- _Written request_
Wherever "Google" appears in a line, copy that line.

- _Listed entries_
----

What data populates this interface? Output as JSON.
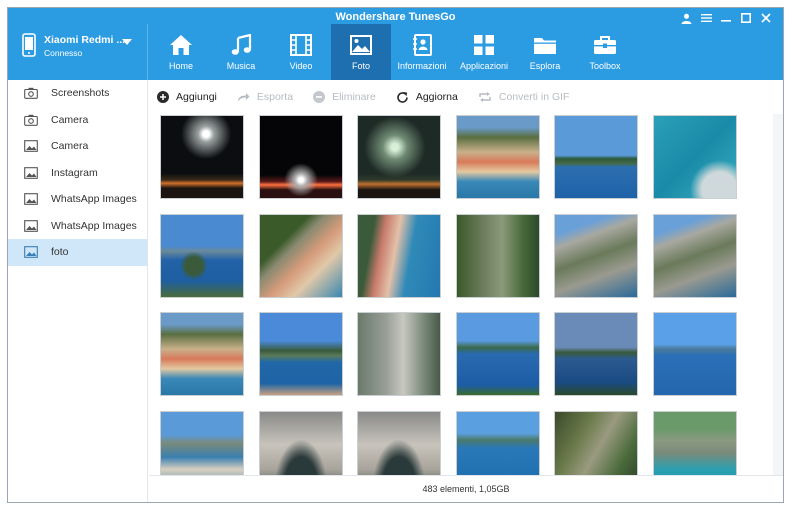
{
  "app": {
    "title": "Wondershare TunesGo"
  },
  "device": {
    "name": "Xiaomi Redmi ...",
    "status": "Connesso"
  },
  "nav": [
    {
      "label": "Home",
      "icon": "home-icon"
    },
    {
      "label": "Musica",
      "icon": "music-note-icon"
    },
    {
      "label": "Video",
      "icon": "film-icon"
    },
    {
      "label": "Foto",
      "icon": "photo-icon",
      "active": true
    },
    {
      "label": "Informazioni",
      "icon": "contacts-book-icon"
    },
    {
      "label": "Applicazioni",
      "icon": "apps-grid-icon"
    },
    {
      "label": "Esplora",
      "icon": "folder-icon"
    },
    {
      "label": "Toolbox",
      "icon": "toolbox-icon"
    }
  ],
  "sidebar": {
    "items": [
      {
        "label": "Screenshots",
        "icon": "camera-icon"
      },
      {
        "label": "Camera",
        "icon": "camera-icon"
      },
      {
        "label": "Camera",
        "icon": "image-icon"
      },
      {
        "label": "Instagram",
        "icon": "image-icon"
      },
      {
        "label": "WhatsApp Images",
        "icon": "image-icon"
      },
      {
        "label": "WhatsApp Images",
        "icon": "image-icon"
      },
      {
        "label": "foto",
        "icon": "image-icon",
        "active": true
      }
    ]
  },
  "toolbar": {
    "add": "Aggiungi",
    "export": "Esporta",
    "delete": "Eliminare",
    "refresh": "Aggiorna",
    "convert": "Converti in GIF"
  },
  "photos": [
    "fireworks",
    "fireworks-night",
    "fireworks-green",
    "beach-umbrellas",
    "coast-bay",
    "turquoise-water",
    "island-sea",
    "beach-cliff",
    "beach-shore",
    "cave-rock",
    "rocky-cliff",
    "rocky-cliff",
    "beach-umbrellas",
    "coast-hills",
    "sea-cave",
    "bay-island",
    "coast-dusk",
    "island-bay",
    "shore-mountain",
    "cave-arch",
    "cave-arch",
    "bay-rocks",
    "cliff-plants",
    "rocky-cove"
  ],
  "colors": {
    "header": "#2b9be2",
    "nav_active": "#1e6fb0",
    "sidebar_active": "#cfe7f8"
  },
  "status": "483 elementi, 1,05GB"
}
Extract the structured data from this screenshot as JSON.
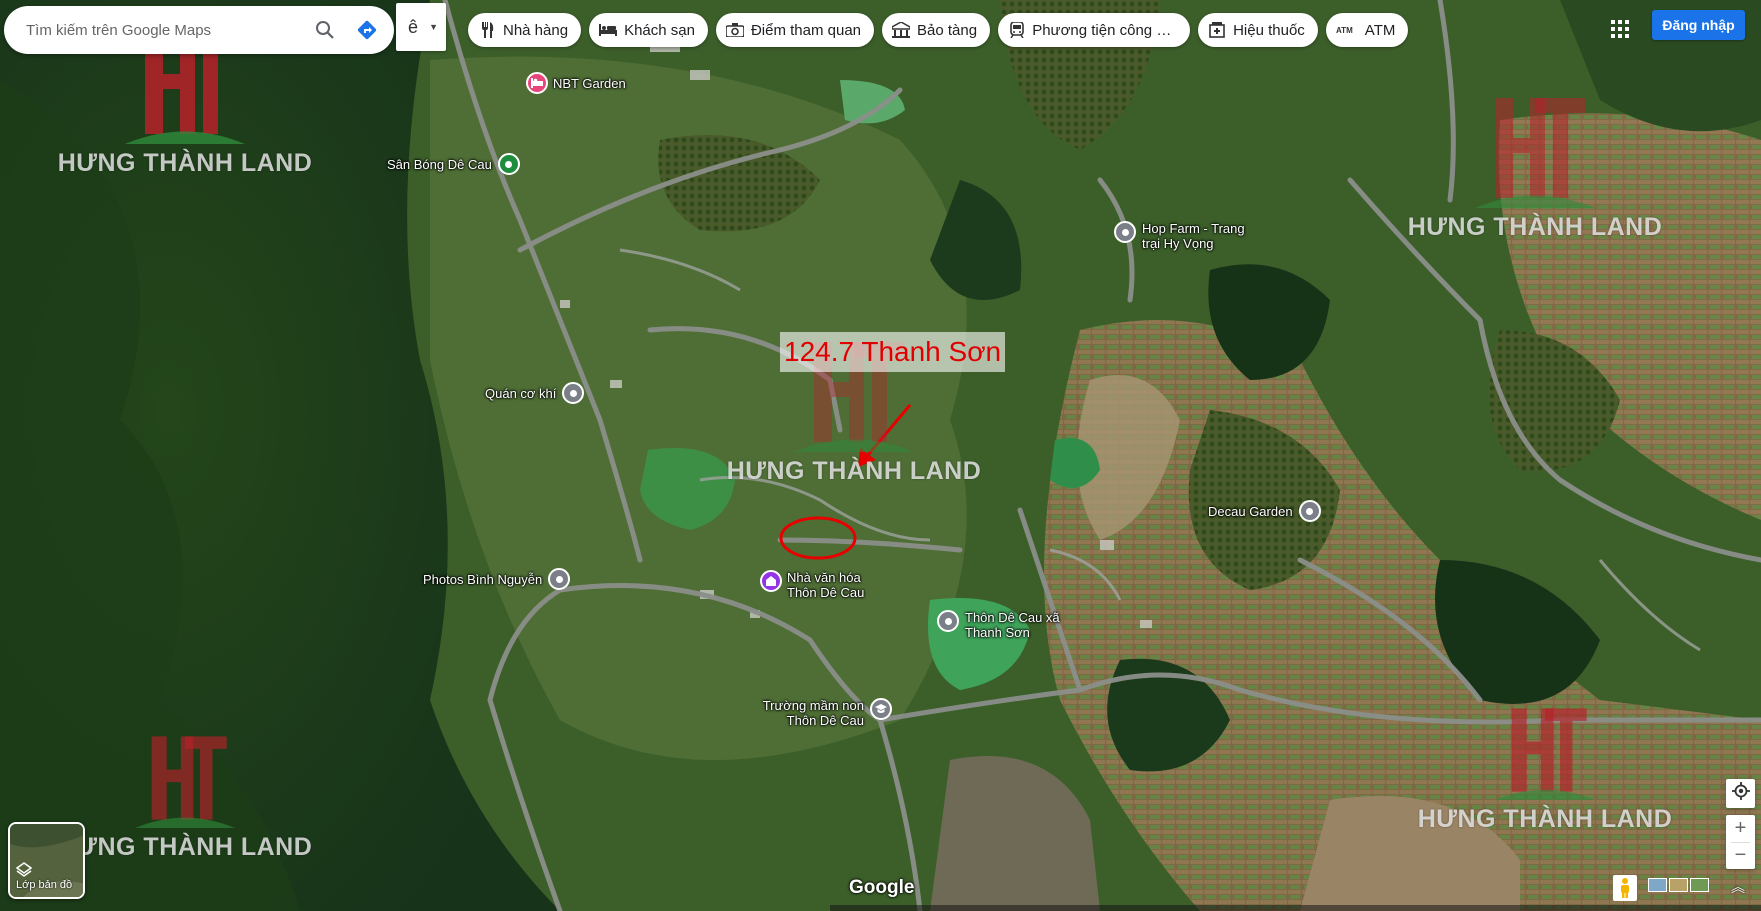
{
  "search": {
    "placeholder": "Tìm kiếm trên Google Maps"
  },
  "language_button": {
    "label": "ê"
  },
  "categories": [
    {
      "label": "Nhà hàng",
      "icon": "fork-knife-icon"
    },
    {
      "label": "Khách sạn",
      "icon": "bed-icon"
    },
    {
      "label": "Điểm tham quan",
      "icon": "camera-icon"
    },
    {
      "label": "Bảo tàng",
      "icon": "museum-icon"
    },
    {
      "label": "Phương tiện công cộ...",
      "icon": "transit-icon"
    },
    {
      "label": "Hiệu thuốc",
      "icon": "pharmacy-icon"
    },
    {
      "label": "ATM",
      "icon": "atm-icon"
    }
  ],
  "signin": {
    "label": "Đăng nhập"
  },
  "places": [
    {
      "name": "NBT Garden",
      "kind": "hotel",
      "color": "#e8457a"
    },
    {
      "name": "Sân Bóng Dê Cau",
      "kind": "sports",
      "color": "#1e8e3e"
    },
    {
      "name": "Hop Farm - Trang trại Hy Vọng",
      "kind": "generic",
      "color": "#7b8088"
    },
    {
      "name": "Quán cơ khí",
      "kind": "generic",
      "color": "#7b8088"
    },
    {
      "name": "Decau Garden",
      "kind": "generic",
      "color": "#7b8088"
    },
    {
      "name": "Photos Bình Nguyễn",
      "kind": "generic",
      "color": "#7b8088"
    },
    {
      "name": "Nhà văn hóa Thôn Dê Cau",
      "kind": "community",
      "color": "#9334e6"
    },
    {
      "name": "Thôn Dê Cau xã Thanh Sơn",
      "kind": "generic",
      "color": "#7b8088"
    },
    {
      "name": "Trường mầm non Thôn Dê Cau",
      "kind": "school",
      "color": "#7b8088"
    }
  ],
  "watermark": {
    "text": "HƯNG THÀNH LAND",
    "logo_color": "#b7212a",
    "accent_color": "#2e8b3c"
  },
  "annotation": {
    "text": "124.7 Thanh Sơn",
    "color": "#e00000"
  },
  "layers": {
    "label": "Lớp bản đồ"
  },
  "google_logo": "Google",
  "zoom": {
    "in": "+",
    "out": "−"
  }
}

----

- _Solution_
    "placeholder": "Tìm kiếm trên Google Maps"
  "google_logo": "Google",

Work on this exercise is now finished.